'''
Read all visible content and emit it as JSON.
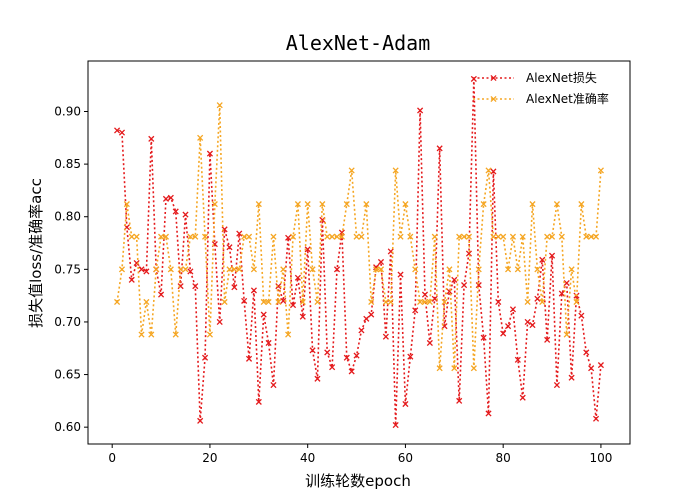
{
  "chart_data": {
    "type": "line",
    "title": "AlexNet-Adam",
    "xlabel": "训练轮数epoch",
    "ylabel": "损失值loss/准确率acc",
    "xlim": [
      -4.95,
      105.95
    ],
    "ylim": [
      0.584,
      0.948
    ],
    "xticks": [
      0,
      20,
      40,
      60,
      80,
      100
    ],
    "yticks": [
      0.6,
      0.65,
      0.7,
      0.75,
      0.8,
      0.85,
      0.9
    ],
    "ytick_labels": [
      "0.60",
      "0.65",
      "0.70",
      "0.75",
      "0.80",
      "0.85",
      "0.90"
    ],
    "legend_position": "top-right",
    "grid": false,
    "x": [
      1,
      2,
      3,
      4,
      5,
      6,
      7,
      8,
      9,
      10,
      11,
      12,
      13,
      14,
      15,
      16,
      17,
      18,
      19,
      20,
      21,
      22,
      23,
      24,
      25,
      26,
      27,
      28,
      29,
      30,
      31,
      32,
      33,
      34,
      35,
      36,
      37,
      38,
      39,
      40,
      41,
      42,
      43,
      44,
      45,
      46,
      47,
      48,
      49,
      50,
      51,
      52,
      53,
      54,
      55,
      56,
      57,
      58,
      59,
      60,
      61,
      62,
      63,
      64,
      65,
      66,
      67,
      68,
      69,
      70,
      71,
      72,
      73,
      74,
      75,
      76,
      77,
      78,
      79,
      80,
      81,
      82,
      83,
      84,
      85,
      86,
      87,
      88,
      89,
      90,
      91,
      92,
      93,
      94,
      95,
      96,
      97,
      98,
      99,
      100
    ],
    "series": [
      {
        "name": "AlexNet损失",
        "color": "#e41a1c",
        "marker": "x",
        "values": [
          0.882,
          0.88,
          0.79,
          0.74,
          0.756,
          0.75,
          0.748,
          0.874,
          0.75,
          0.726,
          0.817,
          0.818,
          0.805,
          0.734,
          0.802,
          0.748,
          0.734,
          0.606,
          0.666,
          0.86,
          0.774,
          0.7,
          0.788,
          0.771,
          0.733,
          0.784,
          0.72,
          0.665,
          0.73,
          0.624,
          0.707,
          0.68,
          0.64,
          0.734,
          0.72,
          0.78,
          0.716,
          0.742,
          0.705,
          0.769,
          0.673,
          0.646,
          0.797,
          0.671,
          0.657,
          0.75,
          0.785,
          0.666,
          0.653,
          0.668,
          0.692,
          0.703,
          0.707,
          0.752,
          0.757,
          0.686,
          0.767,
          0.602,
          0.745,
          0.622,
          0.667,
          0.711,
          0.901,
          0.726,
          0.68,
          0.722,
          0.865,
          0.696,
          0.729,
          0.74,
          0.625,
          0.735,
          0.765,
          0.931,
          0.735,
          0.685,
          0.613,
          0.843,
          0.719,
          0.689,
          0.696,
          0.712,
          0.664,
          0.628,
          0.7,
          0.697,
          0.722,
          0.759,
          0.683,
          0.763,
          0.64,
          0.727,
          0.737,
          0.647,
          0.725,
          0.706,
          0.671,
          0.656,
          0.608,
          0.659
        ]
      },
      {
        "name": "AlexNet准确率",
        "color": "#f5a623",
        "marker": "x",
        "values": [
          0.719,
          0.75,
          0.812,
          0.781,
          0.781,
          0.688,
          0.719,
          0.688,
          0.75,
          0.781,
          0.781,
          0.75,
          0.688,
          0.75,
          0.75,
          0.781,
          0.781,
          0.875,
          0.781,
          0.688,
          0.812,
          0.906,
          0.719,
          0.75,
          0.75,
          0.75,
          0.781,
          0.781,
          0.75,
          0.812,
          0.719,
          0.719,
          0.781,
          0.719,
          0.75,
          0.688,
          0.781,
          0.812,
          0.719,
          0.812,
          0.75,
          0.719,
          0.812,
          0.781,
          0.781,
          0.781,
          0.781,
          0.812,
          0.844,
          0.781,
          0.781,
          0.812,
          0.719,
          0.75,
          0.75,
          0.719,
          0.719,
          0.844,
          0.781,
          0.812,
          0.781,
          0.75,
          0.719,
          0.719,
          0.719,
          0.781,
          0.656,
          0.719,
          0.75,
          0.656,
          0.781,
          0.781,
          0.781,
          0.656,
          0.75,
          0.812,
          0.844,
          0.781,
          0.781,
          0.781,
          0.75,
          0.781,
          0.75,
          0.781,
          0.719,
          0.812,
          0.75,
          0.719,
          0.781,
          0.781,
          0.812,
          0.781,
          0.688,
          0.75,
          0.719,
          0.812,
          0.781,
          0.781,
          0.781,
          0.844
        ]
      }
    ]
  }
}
'''
'''
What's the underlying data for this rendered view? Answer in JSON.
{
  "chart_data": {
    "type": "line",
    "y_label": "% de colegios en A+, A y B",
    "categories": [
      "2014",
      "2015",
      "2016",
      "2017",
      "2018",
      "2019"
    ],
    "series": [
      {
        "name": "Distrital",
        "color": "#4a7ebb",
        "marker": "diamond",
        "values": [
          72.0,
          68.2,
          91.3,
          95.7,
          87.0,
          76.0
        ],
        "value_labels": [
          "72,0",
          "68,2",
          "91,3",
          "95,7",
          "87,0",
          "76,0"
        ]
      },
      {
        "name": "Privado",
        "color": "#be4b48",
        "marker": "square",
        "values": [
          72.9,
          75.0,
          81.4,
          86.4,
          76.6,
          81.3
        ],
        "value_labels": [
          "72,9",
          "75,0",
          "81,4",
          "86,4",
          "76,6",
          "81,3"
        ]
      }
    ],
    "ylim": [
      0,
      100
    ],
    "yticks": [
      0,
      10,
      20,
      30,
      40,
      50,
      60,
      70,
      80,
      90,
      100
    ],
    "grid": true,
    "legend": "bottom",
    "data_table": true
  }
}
'''
'''
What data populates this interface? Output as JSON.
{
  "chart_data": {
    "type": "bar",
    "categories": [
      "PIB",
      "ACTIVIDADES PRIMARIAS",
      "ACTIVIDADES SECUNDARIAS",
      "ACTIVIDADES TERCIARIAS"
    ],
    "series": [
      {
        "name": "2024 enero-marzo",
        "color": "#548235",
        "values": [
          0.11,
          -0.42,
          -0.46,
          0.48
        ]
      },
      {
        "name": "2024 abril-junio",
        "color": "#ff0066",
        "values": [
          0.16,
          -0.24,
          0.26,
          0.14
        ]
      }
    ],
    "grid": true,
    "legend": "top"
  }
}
'''
▸ PROBLEM STATEMENT: Tally the lines in the records above that contain the word "name", and give only that number.

▸ RESPONSE: 6